Your instructions :: Repeat the records below exactly, leaving out any pictures.

┌─ Records for this exercise

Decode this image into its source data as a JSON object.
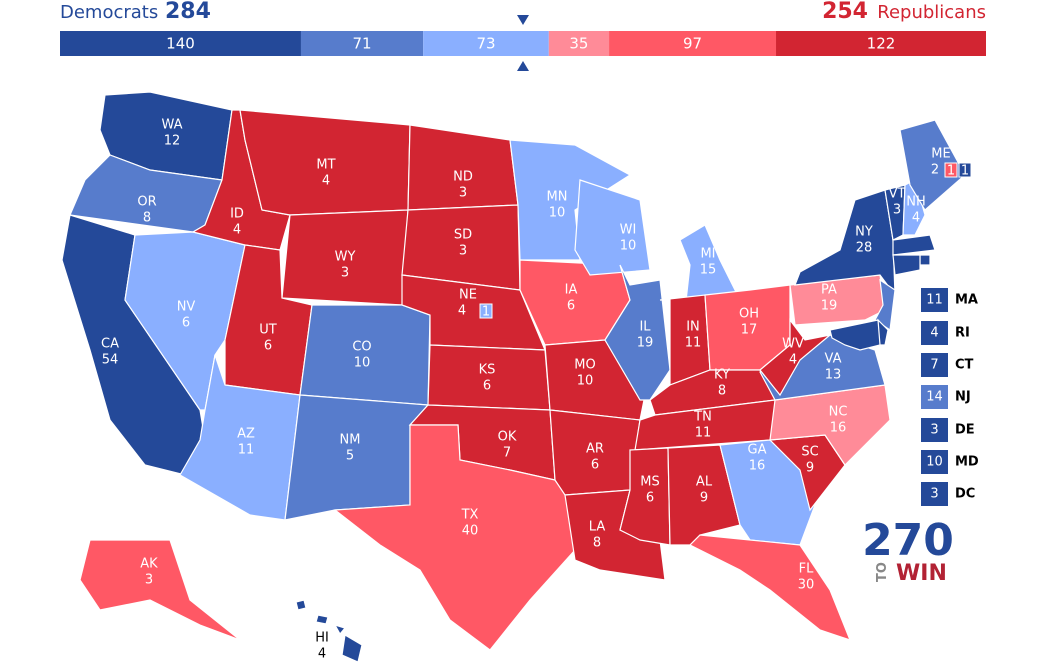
{
  "header": {
    "dem_name": "Democrats",
    "dem_total": 284,
    "rep_total": 254,
    "rep_name": "Republicans",
    "dem_color": "#244999",
    "rep_color": "#d22532"
  },
  "bar": [
    {
      "value": 140,
      "color": "#244999"
    },
    {
      "value": 71,
      "color": "#577ccc"
    },
    {
      "value": 73,
      "color": "#8aafff"
    },
    {
      "value": 35,
      "color": "#ff8b98"
    },
    {
      "value": 97,
      "color": "#ff5865"
    },
    {
      "value": 122,
      "color": "#d22532"
    }
  ],
  "states": [
    {
      "abbr": "WA",
      "ev": 12,
      "color": "#244999"
    },
    {
      "abbr": "OR",
      "ev": 8,
      "color": "#577ccc"
    },
    {
      "abbr": "CA",
      "ev": 54,
      "color": "#244999"
    },
    {
      "abbr": "NV",
      "ev": 6,
      "color": "#8aafff"
    },
    {
      "abbr": "ID",
      "ev": 4,
      "color": "#d22532"
    },
    {
      "abbr": "MT",
      "ev": 4,
      "color": "#d22532"
    },
    {
      "abbr": "WY",
      "ev": 3,
      "color": "#d22532"
    },
    {
      "abbr": "UT",
      "ev": 6,
      "color": "#d22532"
    },
    {
      "abbr": "CO",
      "ev": 10,
      "color": "#577ccc"
    },
    {
      "abbr": "AZ",
      "ev": 11,
      "color": "#8aafff"
    },
    {
      "abbr": "NM",
      "ev": 5,
      "color": "#577ccc"
    },
    {
      "abbr": "ND",
      "ev": 3,
      "color": "#d22532"
    },
    {
      "abbr": "SD",
      "ev": 3,
      "color": "#d22532"
    },
    {
      "abbr": "NE",
      "ev": 4,
      "color": "#d22532",
      "districts": [
        {
          "ev": 1,
          "color": "#8aafff"
        }
      ]
    },
    {
      "abbr": "KS",
      "ev": 6,
      "color": "#d22532"
    },
    {
      "abbr": "OK",
      "ev": 7,
      "color": "#d22532"
    },
    {
      "abbr": "TX",
      "ev": 40,
      "color": "#ff5865"
    },
    {
      "abbr": "MN",
      "ev": 10,
      "color": "#8aafff"
    },
    {
      "abbr": "IA",
      "ev": 6,
      "color": "#ff5865"
    },
    {
      "abbr": "MO",
      "ev": 10,
      "color": "#d22532"
    },
    {
      "abbr": "AR",
      "ev": 6,
      "color": "#d22532"
    },
    {
      "abbr": "LA",
      "ev": 8,
      "color": "#d22532"
    },
    {
      "abbr": "WI",
      "ev": 10,
      "color": "#8aafff"
    },
    {
      "abbr": "IL",
      "ev": 19,
      "color": "#577ccc"
    },
    {
      "abbr": "MI",
      "ev": 15,
      "color": "#8aafff"
    },
    {
      "abbr": "IN",
      "ev": 11,
      "color": "#d22532"
    },
    {
      "abbr": "OH",
      "ev": 17,
      "color": "#ff5865"
    },
    {
      "abbr": "KY",
      "ev": 8,
      "color": "#d22532"
    },
    {
      "abbr": "TN",
      "ev": 11,
      "color": "#d22532"
    },
    {
      "abbr": "MS",
      "ev": 6,
      "color": "#d22532"
    },
    {
      "abbr": "AL",
      "ev": 9,
      "color": "#d22532"
    },
    {
      "abbr": "GA",
      "ev": 16,
      "color": "#8aafff"
    },
    {
      "abbr": "FL",
      "ev": 30,
      "color": "#ff5865"
    },
    {
      "abbr": "SC",
      "ev": 9,
      "color": "#d22532"
    },
    {
      "abbr": "NC",
      "ev": 16,
      "color": "#ff8b98"
    },
    {
      "abbr": "VA",
      "ev": 13,
      "color": "#577ccc"
    },
    {
      "abbr": "WV",
      "ev": 4,
      "color": "#d22532"
    },
    {
      "abbr": "PA",
      "ev": 19,
      "color": "#ff8b98"
    },
    {
      "abbr": "NY",
      "ev": 28,
      "color": "#244999"
    },
    {
      "abbr": "VT",
      "ev": 3,
      "color": "#244999"
    },
    {
      "abbr": "NH",
      "ev": 4,
      "color": "#8aafff"
    },
    {
      "abbr": "ME",
      "ev": 2,
      "color": "#577ccc",
      "districts": [
        {
          "ev": 1,
          "color": "#ff5865"
        },
        {
          "ev": 1,
          "color": "#244999"
        }
      ]
    },
    {
      "abbr": "MA",
      "ev": 11,
      "color": "#244999"
    },
    {
      "abbr": "RI",
      "ev": 4,
      "color": "#244999"
    },
    {
      "abbr": "CT",
      "ev": 7,
      "color": "#244999"
    },
    {
      "abbr": "NJ",
      "ev": 14,
      "color": "#577ccc"
    },
    {
      "abbr": "DE",
      "ev": 3,
      "color": "#244999"
    },
    {
      "abbr": "MD",
      "ev": 10,
      "color": "#244999"
    },
    {
      "abbr": "DC",
      "ev": 3,
      "color": "#244999"
    },
    {
      "abbr": "AK",
      "ev": 3,
      "color": "#ff5865"
    },
    {
      "abbr": "HI",
      "ev": 4,
      "color": "#244999"
    }
  ],
  "logo": {
    "number": "270",
    "to": "TO",
    "win": "WIN"
  }
}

└─

Result of the exercise ::
Decode this image into its source data as a JSON object.
{
  "header": {
    "dem_name": "Democrats",
    "dem_total": 284,
    "rep_total": 254,
    "rep_name": "Republicans",
    "dem_color": "#244999",
    "rep_color": "#d22532"
  },
  "bar": [
    {
      "value": 140,
      "color": "#244999"
    },
    {
      "value": 71,
      "color": "#577ccc"
    },
    {
      "value": 73,
      "color": "#8aafff"
    },
    {
      "value": 35,
      "color": "#ff8b98"
    },
    {
      "value": 97,
      "color": "#ff5865"
    },
    {
      "value": 122,
      "color": "#d22532"
    }
  ],
  "states": [
    {
      "abbr": "WA",
      "ev": 12,
      "color": "#244999"
    },
    {
      "abbr": "OR",
      "ev": 8,
      "color": "#577ccc"
    },
    {
      "abbr": "CA",
      "ev": 54,
      "color": "#244999"
    },
    {
      "abbr": "NV",
      "ev": 6,
      "color": "#8aafff"
    },
    {
      "abbr": "ID",
      "ev": 4,
      "color": "#d22532"
    },
    {
      "abbr": "MT",
      "ev": 4,
      "color": "#d22532"
    },
    {
      "abbr": "WY",
      "ev": 3,
      "color": "#d22532"
    },
    {
      "abbr": "UT",
      "ev": 6,
      "color": "#d22532"
    },
    {
      "abbr": "CO",
      "ev": 10,
      "color": "#577ccc"
    },
    {
      "abbr": "AZ",
      "ev": 11,
      "color": "#8aafff"
    },
    {
      "abbr": "NM",
      "ev": 5,
      "color": "#577ccc"
    },
    {
      "abbr": "ND",
      "ev": 3,
      "color": "#d22532"
    },
    {
      "abbr": "SD",
      "ev": 3,
      "color": "#d22532"
    },
    {
      "abbr": "NE",
      "ev": 4,
      "color": "#d22532",
      "districts": [
        {
          "ev": 1,
          "color": "#8aafff"
        }
      ]
    },
    {
      "abbr": "KS",
      "ev": 6,
      "color": "#d22532"
    },
    {
      "abbr": "OK",
      "ev": 7,
      "color": "#d22532"
    },
    {
      "abbr": "TX",
      "ev": 40,
      "color": "#ff5865"
    },
    {
      "abbr": "MN",
      "ev": 10,
      "color": "#8aafff"
    },
    {
      "abbr": "IA",
      "ev": 6,
      "color": "#ff5865"
    },
    {
      "abbr": "MO",
      "ev": 10,
      "color": "#d22532"
    },
    {
      "abbr": "AR",
      "ev": 6,
      "color": "#d22532"
    },
    {
      "abbr": "LA",
      "ev": 8,
      "color": "#d22532"
    },
    {
      "abbr": "WI",
      "ev": 10,
      "color": "#8aafff"
    },
    {
      "abbr": "IL",
      "ev": 19,
      "color": "#577ccc"
    },
    {
      "abbr": "MI",
      "ev": 15,
      "color": "#8aafff"
    },
    {
      "abbr": "IN",
      "ev": 11,
      "color": "#d22532"
    },
    {
      "abbr": "OH",
      "ev": 17,
      "color": "#ff5865"
    },
    {
      "abbr": "KY",
      "ev": 8,
      "color": "#d22532"
    },
    {
      "abbr": "TN",
      "ev": 11,
      "color": "#d22532"
    },
    {
      "abbr": "MS",
      "ev": 6,
      "color": "#d22532"
    },
    {
      "abbr": "AL",
      "ev": 9,
      "color": "#d22532"
    },
    {
      "abbr": "GA",
      "ev": 16,
      "color": "#8aafff"
    },
    {
      "abbr": "FL",
      "ev": 30,
      "color": "#ff5865"
    },
    {
      "abbr": "SC",
      "ev": 9,
      "color": "#d22532"
    },
    {
      "abbr": "NC",
      "ev": 16,
      "color": "#ff8b98"
    },
    {
      "abbr": "VA",
      "ev": 13,
      "color": "#577ccc"
    },
    {
      "abbr": "WV",
      "ev": 4,
      "color": "#d22532"
    },
    {
      "abbr": "PA",
      "ev": 19,
      "color": "#ff8b98"
    },
    {
      "abbr": "NY",
      "ev": 28,
      "color": "#244999"
    },
    {
      "abbr": "VT",
      "ev": 3,
      "color": "#244999"
    },
    {
      "abbr": "NH",
      "ev": 4,
      "color": "#8aafff"
    },
    {
      "abbr": "ME",
      "ev": 2,
      "color": "#577ccc",
      "districts": [
        {
          "ev": 1,
          "color": "#ff5865"
        },
        {
          "ev": 1,
          "color": "#244999"
        }
      ]
    },
    {
      "abbr": "MA",
      "ev": 11,
      "color": "#244999"
    },
    {
      "abbr": "RI",
      "ev": 4,
      "color": "#244999"
    },
    {
      "abbr": "CT",
      "ev": 7,
      "color": "#244999"
    },
    {
      "abbr": "NJ",
      "ev": 14,
      "color": "#577ccc"
    },
    {
      "abbr": "DE",
      "ev": 3,
      "color": "#244999"
    },
    {
      "abbr": "MD",
      "ev": 10,
      "color": "#244999"
    },
    {
      "abbr": "DC",
      "ev": 3,
      "color": "#244999"
    },
    {
      "abbr": "AK",
      "ev": 3,
      "color": "#ff5865"
    },
    {
      "abbr": "HI",
      "ev": 4,
      "color": "#244999"
    }
  ],
  "logo": {
    "number": "270",
    "to": "TO",
    "win": "WIN"
  }
}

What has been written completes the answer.